Directive — Rewrite the rows below with every "Bar" changed to "Rectangle" and everything else unchanged, leaving out the pictures.

Exercise inputs —
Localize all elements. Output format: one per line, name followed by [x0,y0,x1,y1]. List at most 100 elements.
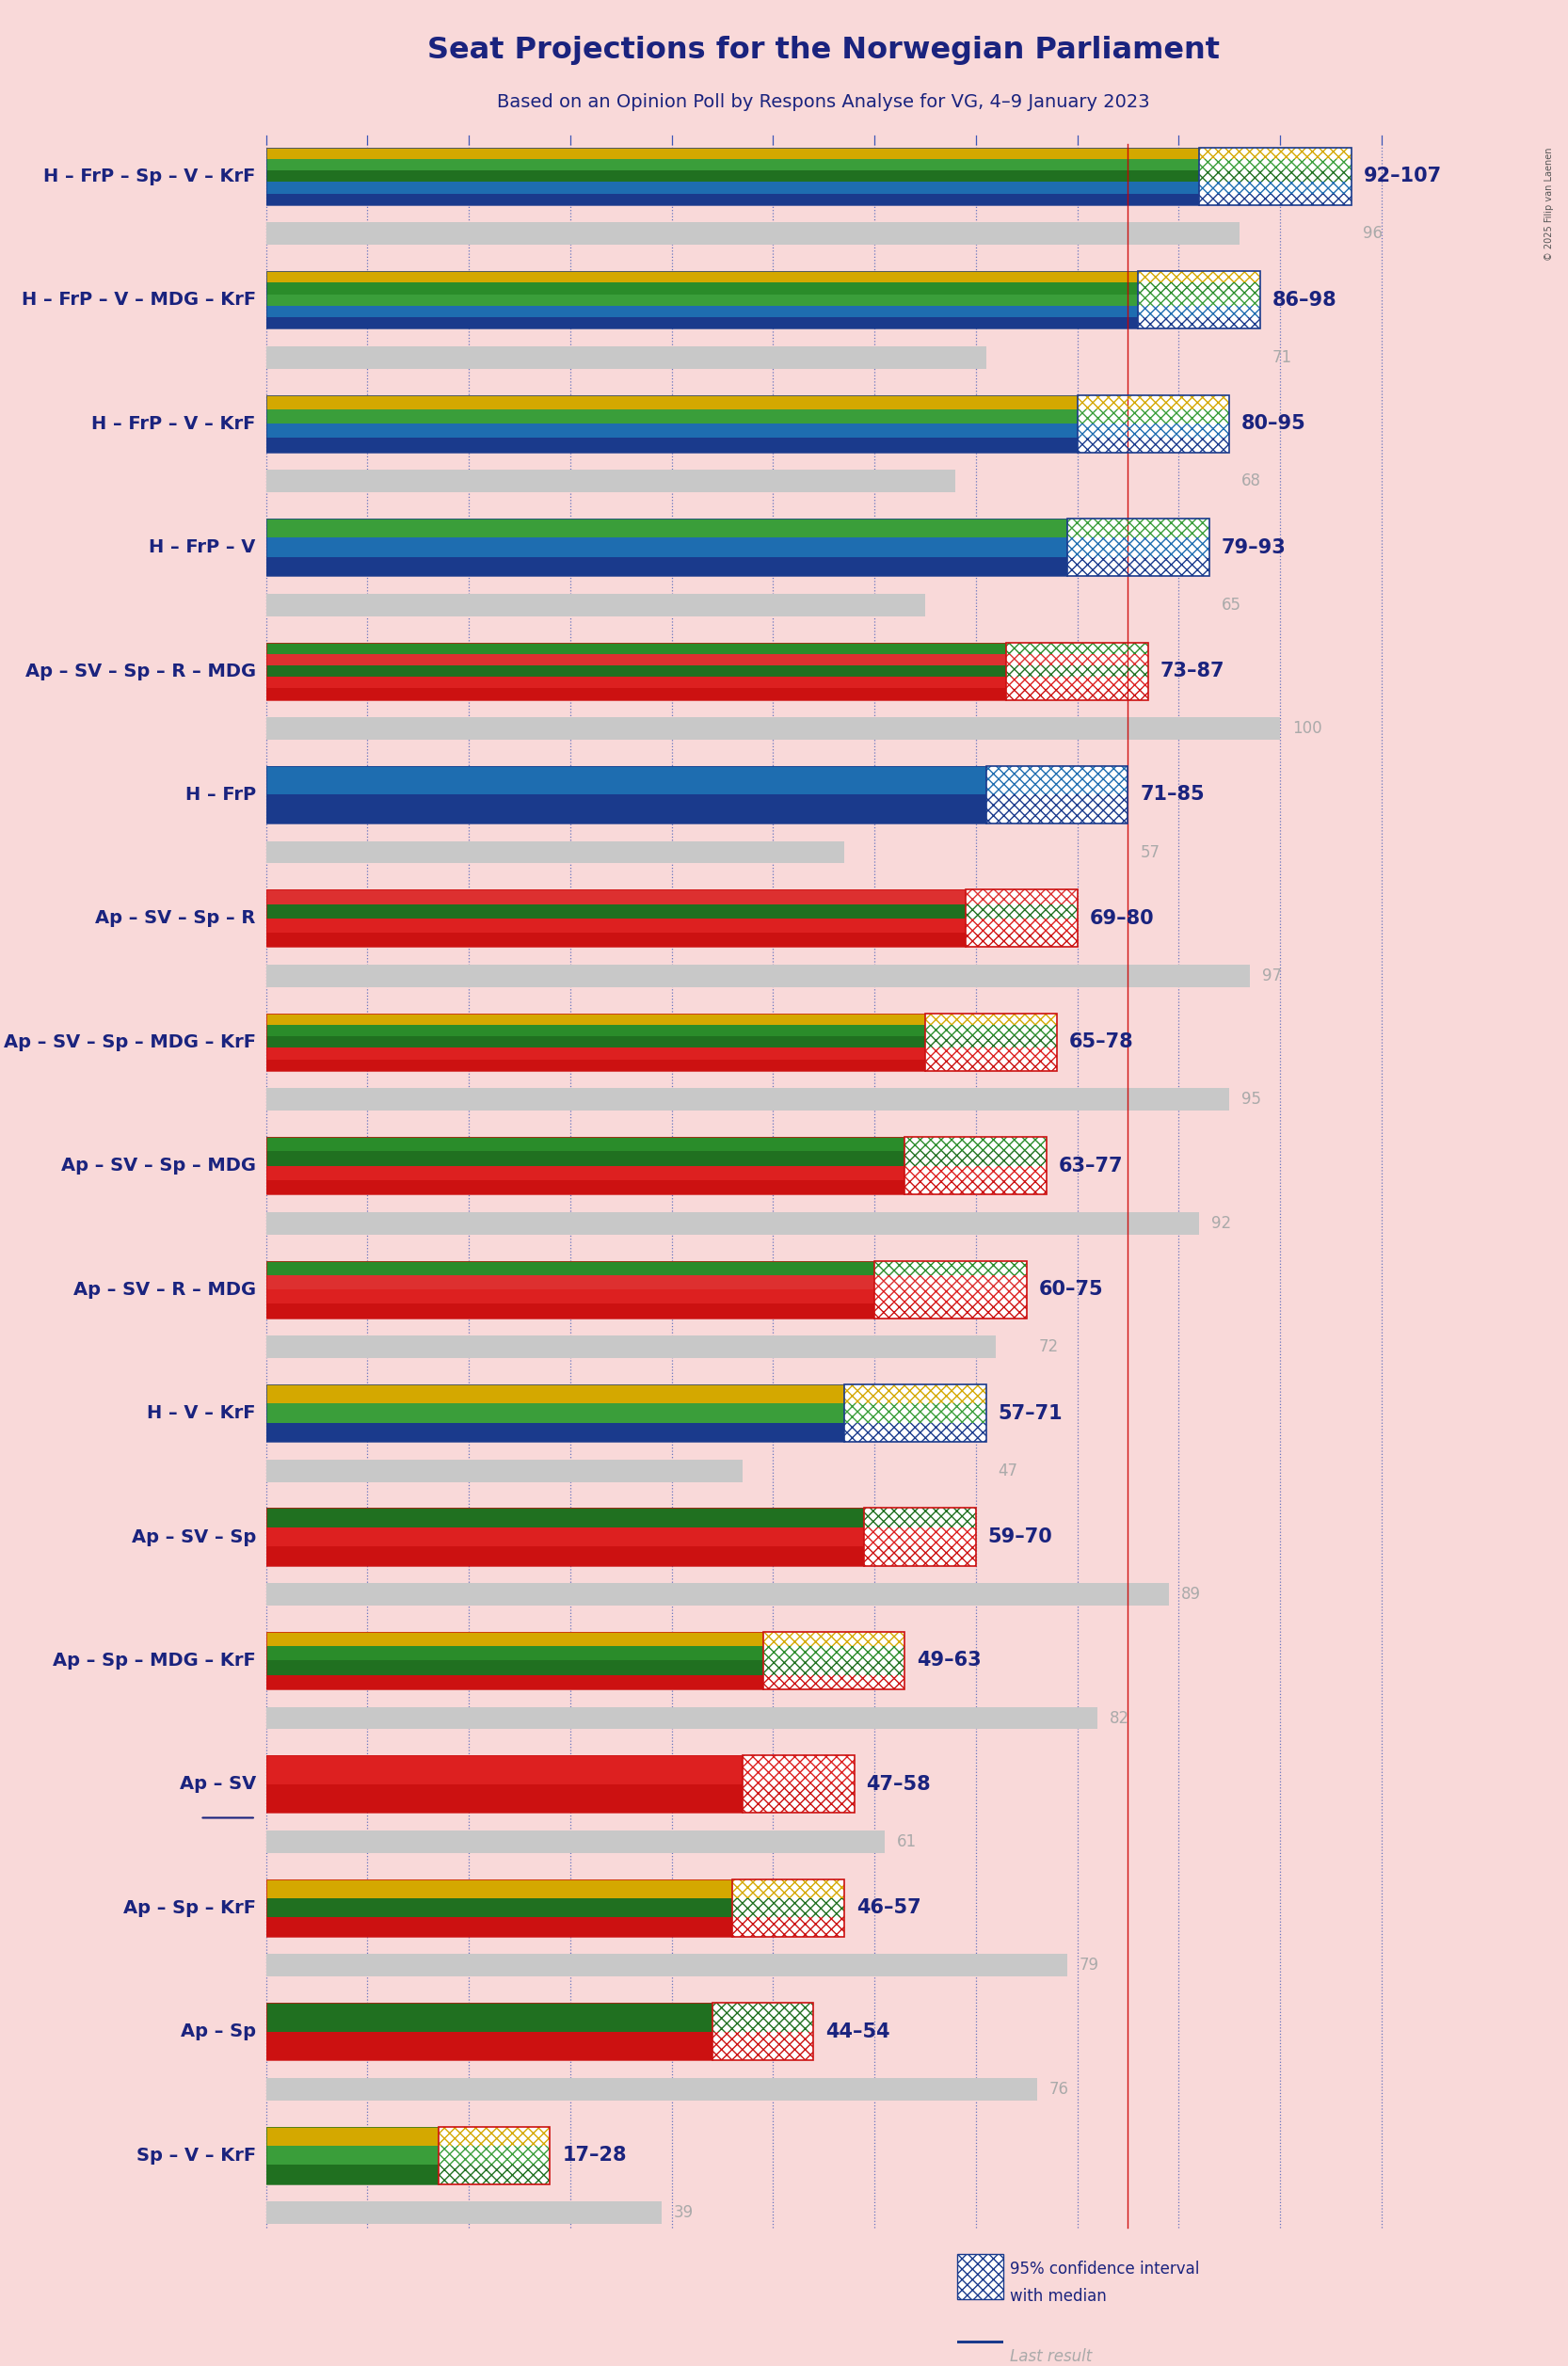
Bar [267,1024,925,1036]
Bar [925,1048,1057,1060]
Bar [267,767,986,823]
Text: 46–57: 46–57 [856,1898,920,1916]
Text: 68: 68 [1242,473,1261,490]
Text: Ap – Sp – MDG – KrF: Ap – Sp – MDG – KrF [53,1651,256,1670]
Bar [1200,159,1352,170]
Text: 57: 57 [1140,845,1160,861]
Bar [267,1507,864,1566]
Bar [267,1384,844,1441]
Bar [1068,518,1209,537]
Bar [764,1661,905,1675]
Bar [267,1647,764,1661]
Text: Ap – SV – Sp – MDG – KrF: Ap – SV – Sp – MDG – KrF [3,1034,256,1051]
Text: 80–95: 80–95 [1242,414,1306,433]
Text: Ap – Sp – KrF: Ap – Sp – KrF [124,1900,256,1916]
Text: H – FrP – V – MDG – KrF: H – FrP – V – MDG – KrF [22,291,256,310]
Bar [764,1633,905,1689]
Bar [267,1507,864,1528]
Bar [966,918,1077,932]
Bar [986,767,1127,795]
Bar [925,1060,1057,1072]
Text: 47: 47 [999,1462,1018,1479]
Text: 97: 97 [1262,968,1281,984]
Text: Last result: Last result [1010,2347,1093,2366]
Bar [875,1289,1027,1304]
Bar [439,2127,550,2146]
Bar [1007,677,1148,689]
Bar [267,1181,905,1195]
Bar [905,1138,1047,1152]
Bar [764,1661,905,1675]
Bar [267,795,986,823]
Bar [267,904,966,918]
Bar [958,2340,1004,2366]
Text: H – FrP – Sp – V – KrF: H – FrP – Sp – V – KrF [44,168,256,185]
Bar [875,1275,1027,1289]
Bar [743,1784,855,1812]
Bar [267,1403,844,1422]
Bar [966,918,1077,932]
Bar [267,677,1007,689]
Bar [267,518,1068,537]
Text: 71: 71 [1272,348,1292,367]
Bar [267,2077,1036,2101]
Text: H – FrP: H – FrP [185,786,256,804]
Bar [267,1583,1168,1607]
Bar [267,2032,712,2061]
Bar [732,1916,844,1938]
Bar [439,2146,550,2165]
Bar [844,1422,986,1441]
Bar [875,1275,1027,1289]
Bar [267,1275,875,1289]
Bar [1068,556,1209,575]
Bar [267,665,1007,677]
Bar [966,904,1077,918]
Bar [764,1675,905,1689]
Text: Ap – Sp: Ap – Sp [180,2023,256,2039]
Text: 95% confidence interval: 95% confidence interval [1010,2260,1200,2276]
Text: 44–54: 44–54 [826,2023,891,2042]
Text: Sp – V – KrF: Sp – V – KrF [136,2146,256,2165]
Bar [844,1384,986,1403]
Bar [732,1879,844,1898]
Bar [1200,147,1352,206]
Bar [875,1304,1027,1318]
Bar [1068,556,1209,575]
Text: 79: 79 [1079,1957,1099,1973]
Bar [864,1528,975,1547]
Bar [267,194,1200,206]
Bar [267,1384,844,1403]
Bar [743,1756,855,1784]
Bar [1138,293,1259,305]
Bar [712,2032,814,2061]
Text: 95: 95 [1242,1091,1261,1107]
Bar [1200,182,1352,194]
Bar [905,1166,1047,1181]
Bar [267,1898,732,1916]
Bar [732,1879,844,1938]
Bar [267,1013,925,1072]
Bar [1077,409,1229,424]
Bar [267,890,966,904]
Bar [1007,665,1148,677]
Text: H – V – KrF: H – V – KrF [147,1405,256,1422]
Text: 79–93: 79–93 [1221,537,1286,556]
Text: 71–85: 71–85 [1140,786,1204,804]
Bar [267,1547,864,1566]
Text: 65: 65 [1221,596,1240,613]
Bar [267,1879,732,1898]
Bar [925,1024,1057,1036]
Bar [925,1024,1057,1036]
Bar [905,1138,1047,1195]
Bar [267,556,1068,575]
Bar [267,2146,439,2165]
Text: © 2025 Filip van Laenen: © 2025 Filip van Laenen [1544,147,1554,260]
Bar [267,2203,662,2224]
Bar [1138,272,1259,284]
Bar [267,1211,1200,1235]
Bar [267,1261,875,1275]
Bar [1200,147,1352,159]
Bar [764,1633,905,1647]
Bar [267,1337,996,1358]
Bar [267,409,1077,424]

Output for this exercise —
Localize all elements. Output format: one per line, name followed by [x0,y0,x1,y1]. List at most 100 elements.
Rectangle [267,1024,925,1036]
Rectangle [925,1048,1057,1060]
Rectangle [267,767,986,823]
Text: 46–57: 46–57 [856,1898,920,1916]
Text: 68: 68 [1242,473,1261,490]
Text: Ap – Sp – MDG – KrF: Ap – Sp – MDG – KrF [53,1651,256,1670]
Rectangle [1200,159,1352,170]
Text: 57: 57 [1140,845,1160,861]
Rectangle [267,1507,864,1566]
Rectangle [267,1384,844,1441]
Rectangle [1068,518,1209,537]
Rectangle [764,1661,905,1675]
Rectangle [267,1647,764,1661]
Text: Ap – SV – Sp – MDG – KrF: Ap – SV – Sp – MDG – KrF [3,1034,256,1051]
Text: 80–95: 80–95 [1242,414,1306,433]
Text: Ap – Sp – KrF: Ap – Sp – KrF [124,1900,256,1916]
Text: H – FrP – V – MDG – KrF: H – FrP – V – MDG – KrF [22,291,256,310]
Rectangle [764,1633,905,1689]
Rectangle [267,1507,864,1528]
Rectangle [966,918,1077,932]
Rectangle [986,767,1127,795]
Rectangle [925,1060,1057,1072]
Text: 47: 47 [999,1462,1018,1479]
Text: 97: 97 [1262,968,1281,984]
Text: Last result: Last result [1010,2347,1093,2366]
Rectangle [875,1289,1027,1304]
Rectangle [439,2127,550,2146]
Rectangle [1007,677,1148,689]
Rectangle [267,1181,905,1195]
Rectangle [905,1138,1047,1152]
Rectangle [764,1661,905,1675]
Rectangle [267,795,986,823]
Rectangle [267,904,966,918]
Rectangle [958,2340,1004,2366]
Text: H – FrP – Sp – V – KrF: H – FrP – Sp – V – KrF [44,168,256,185]
Rectangle [875,1275,1027,1289]
Rectangle [743,1784,855,1812]
Rectangle [267,1403,844,1422]
Rectangle [966,918,1077,932]
Rectangle [267,677,1007,689]
Rectangle [267,518,1068,537]
Text: 71: 71 [1272,348,1292,367]
Rectangle [267,2077,1036,2101]
Text: H – FrP: H – FrP [185,786,256,804]
Rectangle [267,1583,1168,1607]
Rectangle [267,2032,712,2061]
Rectangle [732,1916,844,1938]
Rectangle [439,2146,550,2165]
Rectangle [844,1422,986,1441]
Rectangle [875,1275,1027,1289]
Rectangle [267,1275,875,1289]
Rectangle [1068,556,1209,575]
Rectangle [267,665,1007,677]
Rectangle [966,904,1077,918]
Rectangle [764,1675,905,1689]
Text: Ap – Sp: Ap – Sp [180,2023,256,2039]
Text: 95% confidence interval: 95% confidence interval [1010,2260,1200,2276]
Text: 44–54: 44–54 [826,2023,891,2042]
Text: Sp – V – KrF: Sp – V – KrF [136,2146,256,2165]
Rectangle [844,1384,986,1403]
Rectangle [732,1879,844,1898]
Rectangle [1200,147,1352,206]
Rectangle [875,1304,1027,1318]
Rectangle [1068,556,1209,575]
Text: 79: 79 [1079,1957,1099,1973]
Rectangle [864,1528,975,1547]
Rectangle [267,194,1200,206]
Rectangle [267,1384,844,1403]
Rectangle [743,1756,855,1784]
Rectangle [1138,293,1259,305]
Rectangle [712,2032,814,2061]
Text: 95: 95 [1242,1091,1261,1107]
Rectangle [1200,182,1352,194]
Rectangle [905,1166,1047,1181]
Rectangle [267,1898,732,1916]
Rectangle [732,1879,844,1938]
Rectangle [267,1013,925,1072]
Rectangle [1077,409,1229,424]
Rectangle [267,890,966,904]
Rectangle [1007,665,1148,677]
Text: H – V – KrF: H – V – KrF [147,1405,256,1422]
Text: 79–93: 79–93 [1221,537,1286,556]
Text: 71–85: 71–85 [1140,786,1204,804]
Rectangle [267,1547,864,1566]
Text: 65: 65 [1221,596,1240,613]
Rectangle [267,1879,732,1898]
Rectangle [925,1024,1057,1036]
Rectangle [925,1024,1057,1036]
Rectangle [905,1138,1047,1195]
Rectangle [267,556,1068,575]
Rectangle [267,2146,439,2165]
Text: © 2025 Filip van Laenen: © 2025 Filip van Laenen [1544,147,1554,260]
Rectangle [267,2203,662,2224]
Rectangle [1138,272,1259,284]
Rectangle [267,1211,1200,1235]
Rectangle [267,1261,875,1275]
Rectangle [1200,147,1352,159]
Rectangle [764,1633,905,1647]
Rectangle [267,1337,996,1358]
Rectangle [267,409,1077,424]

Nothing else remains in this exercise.